▸ Exercise aim:
Find the string "type" in the records. Copy every line it appears in.
··· Source records
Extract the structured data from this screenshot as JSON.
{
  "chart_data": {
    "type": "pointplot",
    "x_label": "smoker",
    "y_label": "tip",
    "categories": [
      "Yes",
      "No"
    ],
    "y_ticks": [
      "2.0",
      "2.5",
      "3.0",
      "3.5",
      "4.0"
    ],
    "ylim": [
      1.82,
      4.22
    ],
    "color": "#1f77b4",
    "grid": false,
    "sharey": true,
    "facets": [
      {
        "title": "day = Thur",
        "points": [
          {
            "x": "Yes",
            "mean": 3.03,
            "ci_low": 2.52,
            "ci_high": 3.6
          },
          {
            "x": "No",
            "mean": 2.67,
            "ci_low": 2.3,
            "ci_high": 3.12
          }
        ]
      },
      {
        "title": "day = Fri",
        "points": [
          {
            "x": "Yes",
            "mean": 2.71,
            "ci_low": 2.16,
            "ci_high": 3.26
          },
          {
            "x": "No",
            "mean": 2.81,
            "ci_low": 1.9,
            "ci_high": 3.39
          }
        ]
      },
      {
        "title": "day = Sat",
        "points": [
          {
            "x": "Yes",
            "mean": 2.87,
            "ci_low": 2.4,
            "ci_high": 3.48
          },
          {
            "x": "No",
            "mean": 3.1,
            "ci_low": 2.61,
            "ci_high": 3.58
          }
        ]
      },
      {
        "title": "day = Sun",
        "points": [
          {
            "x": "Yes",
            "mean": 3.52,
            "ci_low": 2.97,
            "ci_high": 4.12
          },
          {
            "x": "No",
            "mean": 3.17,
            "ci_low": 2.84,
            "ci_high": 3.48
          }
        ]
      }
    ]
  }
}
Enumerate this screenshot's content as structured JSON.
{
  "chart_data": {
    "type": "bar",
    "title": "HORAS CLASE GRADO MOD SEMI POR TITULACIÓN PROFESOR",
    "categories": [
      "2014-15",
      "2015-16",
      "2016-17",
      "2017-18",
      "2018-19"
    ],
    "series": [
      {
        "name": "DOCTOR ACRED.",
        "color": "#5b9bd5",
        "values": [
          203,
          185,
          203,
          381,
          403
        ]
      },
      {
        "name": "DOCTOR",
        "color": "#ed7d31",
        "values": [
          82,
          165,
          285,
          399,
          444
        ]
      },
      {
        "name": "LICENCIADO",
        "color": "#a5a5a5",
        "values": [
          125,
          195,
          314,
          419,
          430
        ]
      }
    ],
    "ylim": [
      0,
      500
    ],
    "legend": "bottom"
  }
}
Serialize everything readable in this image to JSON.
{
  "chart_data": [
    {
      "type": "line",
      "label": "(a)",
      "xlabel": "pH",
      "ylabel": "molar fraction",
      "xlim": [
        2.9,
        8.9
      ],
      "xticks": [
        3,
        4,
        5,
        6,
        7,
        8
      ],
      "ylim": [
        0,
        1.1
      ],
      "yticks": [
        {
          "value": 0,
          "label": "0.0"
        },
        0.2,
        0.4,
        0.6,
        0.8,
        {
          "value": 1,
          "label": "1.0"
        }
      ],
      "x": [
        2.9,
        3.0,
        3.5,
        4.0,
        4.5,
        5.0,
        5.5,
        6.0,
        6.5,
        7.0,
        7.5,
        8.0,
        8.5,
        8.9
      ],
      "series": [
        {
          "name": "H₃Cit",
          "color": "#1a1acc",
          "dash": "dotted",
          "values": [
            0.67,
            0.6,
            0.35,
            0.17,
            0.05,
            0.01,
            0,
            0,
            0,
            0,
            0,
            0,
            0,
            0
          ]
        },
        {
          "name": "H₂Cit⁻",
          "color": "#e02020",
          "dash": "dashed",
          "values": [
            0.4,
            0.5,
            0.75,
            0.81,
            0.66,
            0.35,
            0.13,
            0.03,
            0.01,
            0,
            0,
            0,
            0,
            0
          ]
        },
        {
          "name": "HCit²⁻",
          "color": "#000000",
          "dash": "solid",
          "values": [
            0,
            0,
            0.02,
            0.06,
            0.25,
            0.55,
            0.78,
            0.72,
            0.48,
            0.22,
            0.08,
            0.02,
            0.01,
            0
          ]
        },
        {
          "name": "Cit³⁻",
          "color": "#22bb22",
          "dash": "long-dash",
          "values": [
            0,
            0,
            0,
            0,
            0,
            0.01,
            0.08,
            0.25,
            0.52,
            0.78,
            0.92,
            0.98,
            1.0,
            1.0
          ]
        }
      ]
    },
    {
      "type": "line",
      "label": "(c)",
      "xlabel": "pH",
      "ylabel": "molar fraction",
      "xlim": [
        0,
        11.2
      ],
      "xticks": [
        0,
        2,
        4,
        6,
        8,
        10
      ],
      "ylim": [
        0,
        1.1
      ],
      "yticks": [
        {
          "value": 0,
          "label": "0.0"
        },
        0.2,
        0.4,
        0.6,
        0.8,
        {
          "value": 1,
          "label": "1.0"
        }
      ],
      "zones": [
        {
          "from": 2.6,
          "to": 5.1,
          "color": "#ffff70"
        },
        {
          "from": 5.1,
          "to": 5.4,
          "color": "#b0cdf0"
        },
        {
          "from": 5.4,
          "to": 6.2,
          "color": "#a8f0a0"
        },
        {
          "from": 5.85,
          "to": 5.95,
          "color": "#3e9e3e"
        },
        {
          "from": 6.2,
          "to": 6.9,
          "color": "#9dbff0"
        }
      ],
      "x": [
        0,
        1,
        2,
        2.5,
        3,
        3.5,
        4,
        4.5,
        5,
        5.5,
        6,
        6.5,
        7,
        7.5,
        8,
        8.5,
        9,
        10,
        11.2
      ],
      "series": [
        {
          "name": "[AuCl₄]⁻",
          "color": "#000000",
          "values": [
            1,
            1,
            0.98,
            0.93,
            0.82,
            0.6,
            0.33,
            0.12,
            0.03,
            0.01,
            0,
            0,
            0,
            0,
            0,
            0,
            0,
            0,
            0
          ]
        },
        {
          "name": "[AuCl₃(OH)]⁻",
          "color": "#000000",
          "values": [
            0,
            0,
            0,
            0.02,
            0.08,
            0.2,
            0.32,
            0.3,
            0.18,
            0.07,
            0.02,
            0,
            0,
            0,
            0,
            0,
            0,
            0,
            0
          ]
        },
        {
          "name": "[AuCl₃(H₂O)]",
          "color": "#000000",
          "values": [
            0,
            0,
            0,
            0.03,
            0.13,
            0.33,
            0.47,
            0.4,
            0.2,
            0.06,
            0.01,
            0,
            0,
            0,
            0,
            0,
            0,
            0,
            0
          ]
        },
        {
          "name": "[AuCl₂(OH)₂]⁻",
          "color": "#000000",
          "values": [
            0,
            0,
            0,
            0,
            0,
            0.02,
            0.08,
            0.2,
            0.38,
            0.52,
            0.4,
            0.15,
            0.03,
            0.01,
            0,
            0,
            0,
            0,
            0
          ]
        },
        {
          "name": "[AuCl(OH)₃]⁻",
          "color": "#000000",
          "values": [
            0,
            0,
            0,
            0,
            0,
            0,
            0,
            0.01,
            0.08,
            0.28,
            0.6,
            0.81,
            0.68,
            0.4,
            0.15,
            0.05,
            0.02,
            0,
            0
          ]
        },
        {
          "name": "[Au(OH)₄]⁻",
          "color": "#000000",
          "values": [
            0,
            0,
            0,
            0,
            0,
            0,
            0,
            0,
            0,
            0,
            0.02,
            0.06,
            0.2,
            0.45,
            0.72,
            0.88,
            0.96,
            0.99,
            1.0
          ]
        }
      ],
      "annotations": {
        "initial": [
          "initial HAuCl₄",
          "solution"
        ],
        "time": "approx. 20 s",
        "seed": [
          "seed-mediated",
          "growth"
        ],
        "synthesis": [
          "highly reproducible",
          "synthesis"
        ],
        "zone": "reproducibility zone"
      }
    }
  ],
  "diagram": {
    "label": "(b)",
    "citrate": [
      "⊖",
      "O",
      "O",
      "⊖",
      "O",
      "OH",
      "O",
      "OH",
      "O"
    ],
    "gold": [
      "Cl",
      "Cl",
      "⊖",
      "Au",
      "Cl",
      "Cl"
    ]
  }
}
······
▸ Complete response:
    "type": "pointplot",
    "type": "bar",
      "type": "line",
      "type": "line",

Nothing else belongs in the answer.